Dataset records
•••••

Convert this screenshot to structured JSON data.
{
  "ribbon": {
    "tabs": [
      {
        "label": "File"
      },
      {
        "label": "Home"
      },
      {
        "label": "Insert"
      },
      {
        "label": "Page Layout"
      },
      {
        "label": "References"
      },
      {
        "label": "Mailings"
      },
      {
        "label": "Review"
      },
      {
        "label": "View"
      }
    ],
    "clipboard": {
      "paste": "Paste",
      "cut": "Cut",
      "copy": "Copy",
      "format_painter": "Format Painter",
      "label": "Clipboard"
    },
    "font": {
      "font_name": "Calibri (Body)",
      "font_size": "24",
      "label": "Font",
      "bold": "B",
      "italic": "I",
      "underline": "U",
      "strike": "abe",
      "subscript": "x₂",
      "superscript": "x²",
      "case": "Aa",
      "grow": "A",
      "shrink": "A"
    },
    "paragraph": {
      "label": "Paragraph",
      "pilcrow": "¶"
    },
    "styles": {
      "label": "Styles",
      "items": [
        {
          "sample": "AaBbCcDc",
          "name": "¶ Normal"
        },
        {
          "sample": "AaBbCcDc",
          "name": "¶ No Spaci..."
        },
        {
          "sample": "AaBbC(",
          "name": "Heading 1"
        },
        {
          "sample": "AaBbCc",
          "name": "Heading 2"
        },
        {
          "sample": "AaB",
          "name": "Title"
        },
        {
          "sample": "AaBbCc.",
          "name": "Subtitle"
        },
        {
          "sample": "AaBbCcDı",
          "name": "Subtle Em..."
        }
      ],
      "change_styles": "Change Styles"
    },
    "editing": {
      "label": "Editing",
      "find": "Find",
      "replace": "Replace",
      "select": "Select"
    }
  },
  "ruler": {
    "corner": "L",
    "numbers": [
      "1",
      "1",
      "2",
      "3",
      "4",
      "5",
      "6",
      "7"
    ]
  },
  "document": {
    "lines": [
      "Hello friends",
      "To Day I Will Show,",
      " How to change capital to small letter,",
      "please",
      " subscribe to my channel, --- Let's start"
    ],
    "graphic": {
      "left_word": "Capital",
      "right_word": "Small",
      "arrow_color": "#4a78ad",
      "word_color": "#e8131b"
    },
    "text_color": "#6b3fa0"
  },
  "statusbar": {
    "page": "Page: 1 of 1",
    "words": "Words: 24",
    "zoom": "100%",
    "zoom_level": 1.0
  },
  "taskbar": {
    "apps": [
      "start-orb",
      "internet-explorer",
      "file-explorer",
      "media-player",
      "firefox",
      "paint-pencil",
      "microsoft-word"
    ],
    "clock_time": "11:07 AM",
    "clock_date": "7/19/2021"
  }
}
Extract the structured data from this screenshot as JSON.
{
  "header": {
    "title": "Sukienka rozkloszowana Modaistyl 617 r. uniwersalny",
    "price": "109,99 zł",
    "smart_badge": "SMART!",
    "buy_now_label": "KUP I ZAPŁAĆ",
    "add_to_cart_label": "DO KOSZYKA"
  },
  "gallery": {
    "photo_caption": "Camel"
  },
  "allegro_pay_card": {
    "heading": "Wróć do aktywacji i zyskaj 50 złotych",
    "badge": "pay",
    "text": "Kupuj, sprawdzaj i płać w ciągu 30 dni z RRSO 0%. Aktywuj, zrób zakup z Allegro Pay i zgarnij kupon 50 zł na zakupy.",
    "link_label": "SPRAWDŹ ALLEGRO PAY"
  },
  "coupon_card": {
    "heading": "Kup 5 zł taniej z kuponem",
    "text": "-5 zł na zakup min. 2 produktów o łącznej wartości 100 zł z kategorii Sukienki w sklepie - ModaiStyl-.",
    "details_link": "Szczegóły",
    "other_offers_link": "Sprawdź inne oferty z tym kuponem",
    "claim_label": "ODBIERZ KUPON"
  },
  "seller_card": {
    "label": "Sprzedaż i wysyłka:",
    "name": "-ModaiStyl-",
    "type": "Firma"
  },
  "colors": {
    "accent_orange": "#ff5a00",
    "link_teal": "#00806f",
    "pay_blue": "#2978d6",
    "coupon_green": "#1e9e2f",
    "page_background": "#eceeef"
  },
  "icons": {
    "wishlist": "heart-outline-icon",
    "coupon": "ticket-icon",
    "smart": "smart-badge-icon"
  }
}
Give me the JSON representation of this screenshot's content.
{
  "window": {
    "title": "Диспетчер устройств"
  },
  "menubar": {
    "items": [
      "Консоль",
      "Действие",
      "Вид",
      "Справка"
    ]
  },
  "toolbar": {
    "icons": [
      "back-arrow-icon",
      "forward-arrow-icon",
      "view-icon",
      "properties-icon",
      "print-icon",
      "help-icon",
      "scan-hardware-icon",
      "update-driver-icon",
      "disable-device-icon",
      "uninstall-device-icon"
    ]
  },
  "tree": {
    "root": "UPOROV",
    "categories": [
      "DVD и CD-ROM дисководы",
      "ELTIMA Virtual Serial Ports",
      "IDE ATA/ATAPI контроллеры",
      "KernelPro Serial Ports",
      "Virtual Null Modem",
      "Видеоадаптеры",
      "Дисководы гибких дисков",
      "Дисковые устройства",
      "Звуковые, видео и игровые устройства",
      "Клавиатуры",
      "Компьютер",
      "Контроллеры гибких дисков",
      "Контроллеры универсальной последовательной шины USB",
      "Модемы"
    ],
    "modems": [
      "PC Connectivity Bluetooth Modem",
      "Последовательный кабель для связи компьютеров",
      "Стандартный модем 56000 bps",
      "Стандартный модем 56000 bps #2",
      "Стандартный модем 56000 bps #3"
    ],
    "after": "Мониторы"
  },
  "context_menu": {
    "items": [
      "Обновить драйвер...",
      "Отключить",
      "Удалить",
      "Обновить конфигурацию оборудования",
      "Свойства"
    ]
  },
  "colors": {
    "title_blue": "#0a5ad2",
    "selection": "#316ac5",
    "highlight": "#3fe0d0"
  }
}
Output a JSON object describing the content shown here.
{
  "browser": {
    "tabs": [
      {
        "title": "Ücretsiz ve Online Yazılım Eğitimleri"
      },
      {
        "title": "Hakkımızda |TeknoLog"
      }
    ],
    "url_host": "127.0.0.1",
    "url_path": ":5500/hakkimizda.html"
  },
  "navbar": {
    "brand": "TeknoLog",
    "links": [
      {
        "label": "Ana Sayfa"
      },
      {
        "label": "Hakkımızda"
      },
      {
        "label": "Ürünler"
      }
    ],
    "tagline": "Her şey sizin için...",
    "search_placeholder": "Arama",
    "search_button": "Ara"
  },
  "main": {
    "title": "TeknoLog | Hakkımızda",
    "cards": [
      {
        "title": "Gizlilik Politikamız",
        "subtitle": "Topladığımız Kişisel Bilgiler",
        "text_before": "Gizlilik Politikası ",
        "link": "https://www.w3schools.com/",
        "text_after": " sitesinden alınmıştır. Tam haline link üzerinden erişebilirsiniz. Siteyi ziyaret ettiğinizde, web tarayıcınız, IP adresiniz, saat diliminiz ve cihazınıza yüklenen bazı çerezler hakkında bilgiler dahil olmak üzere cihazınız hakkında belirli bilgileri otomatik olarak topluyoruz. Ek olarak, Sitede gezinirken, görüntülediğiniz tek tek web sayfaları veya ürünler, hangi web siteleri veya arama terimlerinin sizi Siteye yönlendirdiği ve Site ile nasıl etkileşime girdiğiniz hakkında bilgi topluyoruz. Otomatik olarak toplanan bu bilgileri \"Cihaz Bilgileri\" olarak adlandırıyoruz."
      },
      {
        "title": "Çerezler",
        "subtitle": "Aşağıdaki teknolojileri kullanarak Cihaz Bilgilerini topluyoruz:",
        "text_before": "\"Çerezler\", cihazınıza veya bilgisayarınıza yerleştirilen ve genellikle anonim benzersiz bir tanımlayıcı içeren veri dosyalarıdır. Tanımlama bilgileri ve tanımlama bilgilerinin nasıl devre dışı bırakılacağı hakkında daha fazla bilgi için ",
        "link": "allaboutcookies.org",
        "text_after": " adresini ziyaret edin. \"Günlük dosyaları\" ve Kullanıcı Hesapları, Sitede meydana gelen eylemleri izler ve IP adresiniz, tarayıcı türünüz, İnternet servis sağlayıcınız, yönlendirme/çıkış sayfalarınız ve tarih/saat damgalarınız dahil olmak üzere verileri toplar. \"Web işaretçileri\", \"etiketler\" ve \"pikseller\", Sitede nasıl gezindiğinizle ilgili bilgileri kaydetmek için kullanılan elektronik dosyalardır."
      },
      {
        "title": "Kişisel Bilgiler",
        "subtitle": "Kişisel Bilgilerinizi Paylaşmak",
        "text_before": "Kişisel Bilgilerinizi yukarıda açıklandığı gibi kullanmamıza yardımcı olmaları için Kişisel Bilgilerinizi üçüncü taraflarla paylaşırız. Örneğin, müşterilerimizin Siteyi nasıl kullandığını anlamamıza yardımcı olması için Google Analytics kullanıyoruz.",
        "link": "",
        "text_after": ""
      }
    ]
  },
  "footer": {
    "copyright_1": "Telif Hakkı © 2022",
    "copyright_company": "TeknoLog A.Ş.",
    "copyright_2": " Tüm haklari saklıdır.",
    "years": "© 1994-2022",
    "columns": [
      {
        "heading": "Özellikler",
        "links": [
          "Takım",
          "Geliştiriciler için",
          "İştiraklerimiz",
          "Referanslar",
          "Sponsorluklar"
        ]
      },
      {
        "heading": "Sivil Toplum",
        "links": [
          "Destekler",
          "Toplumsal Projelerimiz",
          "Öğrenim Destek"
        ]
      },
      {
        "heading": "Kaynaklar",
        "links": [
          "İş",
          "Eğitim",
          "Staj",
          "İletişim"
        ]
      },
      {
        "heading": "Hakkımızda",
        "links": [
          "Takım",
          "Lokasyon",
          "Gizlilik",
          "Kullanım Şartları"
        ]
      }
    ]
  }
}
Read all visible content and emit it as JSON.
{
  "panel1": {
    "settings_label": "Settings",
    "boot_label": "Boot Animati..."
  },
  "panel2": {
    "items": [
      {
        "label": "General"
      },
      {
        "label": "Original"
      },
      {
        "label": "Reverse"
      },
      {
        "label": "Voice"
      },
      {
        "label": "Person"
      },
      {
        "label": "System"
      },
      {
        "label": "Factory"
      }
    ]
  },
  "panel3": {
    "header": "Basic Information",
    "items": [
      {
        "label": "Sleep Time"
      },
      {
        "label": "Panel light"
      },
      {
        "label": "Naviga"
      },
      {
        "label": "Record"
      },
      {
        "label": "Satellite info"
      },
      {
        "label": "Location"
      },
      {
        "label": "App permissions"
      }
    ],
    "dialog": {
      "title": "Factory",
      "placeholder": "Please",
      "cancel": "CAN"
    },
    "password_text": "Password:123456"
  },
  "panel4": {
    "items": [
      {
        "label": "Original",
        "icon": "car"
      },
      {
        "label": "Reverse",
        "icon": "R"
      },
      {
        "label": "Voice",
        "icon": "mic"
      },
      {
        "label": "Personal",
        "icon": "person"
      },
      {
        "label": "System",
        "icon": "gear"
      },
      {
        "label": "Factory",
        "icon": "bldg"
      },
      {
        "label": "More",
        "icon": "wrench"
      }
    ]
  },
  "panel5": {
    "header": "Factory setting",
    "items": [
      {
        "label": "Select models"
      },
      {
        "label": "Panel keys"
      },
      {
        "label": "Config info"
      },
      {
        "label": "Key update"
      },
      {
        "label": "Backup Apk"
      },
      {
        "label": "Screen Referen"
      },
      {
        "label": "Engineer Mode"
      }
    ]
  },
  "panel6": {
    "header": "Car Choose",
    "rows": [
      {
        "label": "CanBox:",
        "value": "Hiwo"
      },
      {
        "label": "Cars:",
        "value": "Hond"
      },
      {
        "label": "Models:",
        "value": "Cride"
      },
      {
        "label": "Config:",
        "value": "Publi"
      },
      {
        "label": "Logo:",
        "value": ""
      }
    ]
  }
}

•••••

Written instruction: Find every line with the word "device" and state how many there are, with no other words.

Answer: 2